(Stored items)
※ ※ ※
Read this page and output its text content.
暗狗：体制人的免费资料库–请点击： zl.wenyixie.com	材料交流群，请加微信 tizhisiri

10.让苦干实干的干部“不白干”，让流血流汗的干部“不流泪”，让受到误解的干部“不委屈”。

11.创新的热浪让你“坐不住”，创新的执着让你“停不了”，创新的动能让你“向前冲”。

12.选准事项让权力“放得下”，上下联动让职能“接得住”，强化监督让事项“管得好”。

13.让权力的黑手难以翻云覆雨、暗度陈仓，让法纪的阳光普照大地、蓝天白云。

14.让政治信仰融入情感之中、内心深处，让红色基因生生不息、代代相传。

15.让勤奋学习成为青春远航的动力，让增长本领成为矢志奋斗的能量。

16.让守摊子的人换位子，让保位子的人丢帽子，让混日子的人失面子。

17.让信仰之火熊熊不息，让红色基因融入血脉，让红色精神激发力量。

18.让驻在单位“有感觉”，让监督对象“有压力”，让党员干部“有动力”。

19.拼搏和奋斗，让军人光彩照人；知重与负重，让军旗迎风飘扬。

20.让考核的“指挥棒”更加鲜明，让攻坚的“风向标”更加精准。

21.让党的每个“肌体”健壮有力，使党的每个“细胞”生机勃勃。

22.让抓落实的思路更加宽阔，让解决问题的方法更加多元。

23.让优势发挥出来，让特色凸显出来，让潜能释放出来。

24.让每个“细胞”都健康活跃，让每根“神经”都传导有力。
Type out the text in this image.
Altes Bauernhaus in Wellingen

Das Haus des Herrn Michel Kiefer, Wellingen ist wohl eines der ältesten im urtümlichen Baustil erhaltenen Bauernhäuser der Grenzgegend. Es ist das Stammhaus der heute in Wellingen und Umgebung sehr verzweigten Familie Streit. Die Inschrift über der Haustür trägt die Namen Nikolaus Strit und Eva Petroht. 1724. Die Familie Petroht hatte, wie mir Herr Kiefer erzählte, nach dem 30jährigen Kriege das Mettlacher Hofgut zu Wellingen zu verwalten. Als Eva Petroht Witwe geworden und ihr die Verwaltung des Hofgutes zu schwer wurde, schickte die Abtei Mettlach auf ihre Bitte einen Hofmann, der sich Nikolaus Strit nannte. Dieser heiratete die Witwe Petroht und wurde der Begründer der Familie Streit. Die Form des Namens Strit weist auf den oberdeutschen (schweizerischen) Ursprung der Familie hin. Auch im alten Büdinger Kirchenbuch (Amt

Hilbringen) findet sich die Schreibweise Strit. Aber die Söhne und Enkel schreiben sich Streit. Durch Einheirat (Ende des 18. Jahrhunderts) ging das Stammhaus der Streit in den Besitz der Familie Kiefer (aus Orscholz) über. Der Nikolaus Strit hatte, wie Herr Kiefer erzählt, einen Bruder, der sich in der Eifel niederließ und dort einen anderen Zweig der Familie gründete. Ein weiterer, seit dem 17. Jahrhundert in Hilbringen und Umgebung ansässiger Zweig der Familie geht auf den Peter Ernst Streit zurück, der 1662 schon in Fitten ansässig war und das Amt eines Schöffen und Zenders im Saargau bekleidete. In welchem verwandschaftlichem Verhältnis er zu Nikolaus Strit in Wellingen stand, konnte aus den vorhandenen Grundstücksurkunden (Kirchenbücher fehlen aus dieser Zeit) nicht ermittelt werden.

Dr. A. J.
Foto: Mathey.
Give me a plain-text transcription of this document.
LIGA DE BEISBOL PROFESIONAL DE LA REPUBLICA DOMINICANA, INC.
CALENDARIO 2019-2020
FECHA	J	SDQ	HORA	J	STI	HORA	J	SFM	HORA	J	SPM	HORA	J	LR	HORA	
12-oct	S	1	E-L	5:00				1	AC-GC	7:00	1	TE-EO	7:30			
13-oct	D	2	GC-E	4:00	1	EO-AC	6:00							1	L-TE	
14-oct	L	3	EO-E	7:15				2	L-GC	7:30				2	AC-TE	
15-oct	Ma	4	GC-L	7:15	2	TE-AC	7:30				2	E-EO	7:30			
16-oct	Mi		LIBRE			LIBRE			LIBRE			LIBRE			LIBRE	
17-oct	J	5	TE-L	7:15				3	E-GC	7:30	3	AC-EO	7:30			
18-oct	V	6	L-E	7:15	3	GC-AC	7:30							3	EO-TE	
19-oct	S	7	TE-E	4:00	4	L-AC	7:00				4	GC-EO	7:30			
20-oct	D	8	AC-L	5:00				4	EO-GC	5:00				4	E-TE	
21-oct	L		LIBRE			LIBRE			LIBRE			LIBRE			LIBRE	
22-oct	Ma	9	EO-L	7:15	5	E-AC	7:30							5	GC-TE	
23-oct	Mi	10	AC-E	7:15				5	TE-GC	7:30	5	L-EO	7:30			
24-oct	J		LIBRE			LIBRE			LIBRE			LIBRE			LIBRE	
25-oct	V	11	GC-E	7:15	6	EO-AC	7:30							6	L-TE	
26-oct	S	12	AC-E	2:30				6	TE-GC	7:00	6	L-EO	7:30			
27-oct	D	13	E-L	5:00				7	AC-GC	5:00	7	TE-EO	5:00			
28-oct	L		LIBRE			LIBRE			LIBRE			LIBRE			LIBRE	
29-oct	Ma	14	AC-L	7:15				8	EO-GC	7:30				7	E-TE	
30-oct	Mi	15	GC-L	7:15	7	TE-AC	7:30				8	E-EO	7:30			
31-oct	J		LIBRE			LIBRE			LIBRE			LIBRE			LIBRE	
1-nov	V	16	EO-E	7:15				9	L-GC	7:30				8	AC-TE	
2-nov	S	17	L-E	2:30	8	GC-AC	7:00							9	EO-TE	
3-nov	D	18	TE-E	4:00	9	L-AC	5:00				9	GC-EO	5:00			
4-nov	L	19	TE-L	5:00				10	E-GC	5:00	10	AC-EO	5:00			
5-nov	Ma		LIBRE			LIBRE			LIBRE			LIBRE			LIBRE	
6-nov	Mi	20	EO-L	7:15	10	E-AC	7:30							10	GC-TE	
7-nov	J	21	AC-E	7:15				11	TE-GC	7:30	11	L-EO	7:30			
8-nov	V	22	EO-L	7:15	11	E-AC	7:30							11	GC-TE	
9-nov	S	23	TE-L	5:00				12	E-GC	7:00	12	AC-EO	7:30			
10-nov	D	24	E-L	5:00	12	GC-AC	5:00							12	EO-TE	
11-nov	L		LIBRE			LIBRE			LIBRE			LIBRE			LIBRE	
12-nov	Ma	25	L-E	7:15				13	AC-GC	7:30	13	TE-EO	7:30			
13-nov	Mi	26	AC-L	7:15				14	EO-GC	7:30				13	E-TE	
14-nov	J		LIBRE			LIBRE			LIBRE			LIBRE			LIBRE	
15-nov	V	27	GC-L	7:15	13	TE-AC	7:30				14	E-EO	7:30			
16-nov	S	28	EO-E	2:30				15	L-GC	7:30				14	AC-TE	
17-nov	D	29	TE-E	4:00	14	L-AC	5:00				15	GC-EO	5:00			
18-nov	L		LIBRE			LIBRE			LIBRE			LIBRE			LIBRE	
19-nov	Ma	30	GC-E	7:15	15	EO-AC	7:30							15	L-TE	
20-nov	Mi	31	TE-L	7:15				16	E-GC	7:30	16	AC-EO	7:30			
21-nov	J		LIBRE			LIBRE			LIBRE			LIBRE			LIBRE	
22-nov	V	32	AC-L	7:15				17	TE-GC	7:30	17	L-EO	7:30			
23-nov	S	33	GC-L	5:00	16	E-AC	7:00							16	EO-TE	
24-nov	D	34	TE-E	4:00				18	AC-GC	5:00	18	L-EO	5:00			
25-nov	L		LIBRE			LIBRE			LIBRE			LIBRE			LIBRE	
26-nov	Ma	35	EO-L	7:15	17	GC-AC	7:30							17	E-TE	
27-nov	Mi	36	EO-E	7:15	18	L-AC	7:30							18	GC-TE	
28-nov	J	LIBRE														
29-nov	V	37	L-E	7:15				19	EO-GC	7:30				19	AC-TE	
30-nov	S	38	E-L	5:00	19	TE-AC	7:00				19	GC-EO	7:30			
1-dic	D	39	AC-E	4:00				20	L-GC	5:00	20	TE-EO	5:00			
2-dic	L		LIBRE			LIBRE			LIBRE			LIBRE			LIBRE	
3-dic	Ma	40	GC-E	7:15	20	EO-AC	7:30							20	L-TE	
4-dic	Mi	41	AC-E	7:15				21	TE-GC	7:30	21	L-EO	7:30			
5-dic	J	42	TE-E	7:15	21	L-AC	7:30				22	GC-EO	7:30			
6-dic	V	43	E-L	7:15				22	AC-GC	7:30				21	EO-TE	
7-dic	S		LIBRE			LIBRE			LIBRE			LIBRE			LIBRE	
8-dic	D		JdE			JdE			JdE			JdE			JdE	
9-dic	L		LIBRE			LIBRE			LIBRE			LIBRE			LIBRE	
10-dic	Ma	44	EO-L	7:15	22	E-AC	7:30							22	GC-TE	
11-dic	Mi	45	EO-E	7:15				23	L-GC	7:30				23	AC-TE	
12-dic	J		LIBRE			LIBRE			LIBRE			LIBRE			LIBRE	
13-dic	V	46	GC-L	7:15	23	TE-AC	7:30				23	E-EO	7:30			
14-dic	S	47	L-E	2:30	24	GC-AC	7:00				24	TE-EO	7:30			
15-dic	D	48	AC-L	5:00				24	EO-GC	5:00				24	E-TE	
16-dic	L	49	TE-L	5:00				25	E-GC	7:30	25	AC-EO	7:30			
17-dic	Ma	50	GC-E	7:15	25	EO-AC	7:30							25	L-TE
※ ※ ※
What the task requires: Return nothing except the number of lines that include the string "text".

Finished answer: 3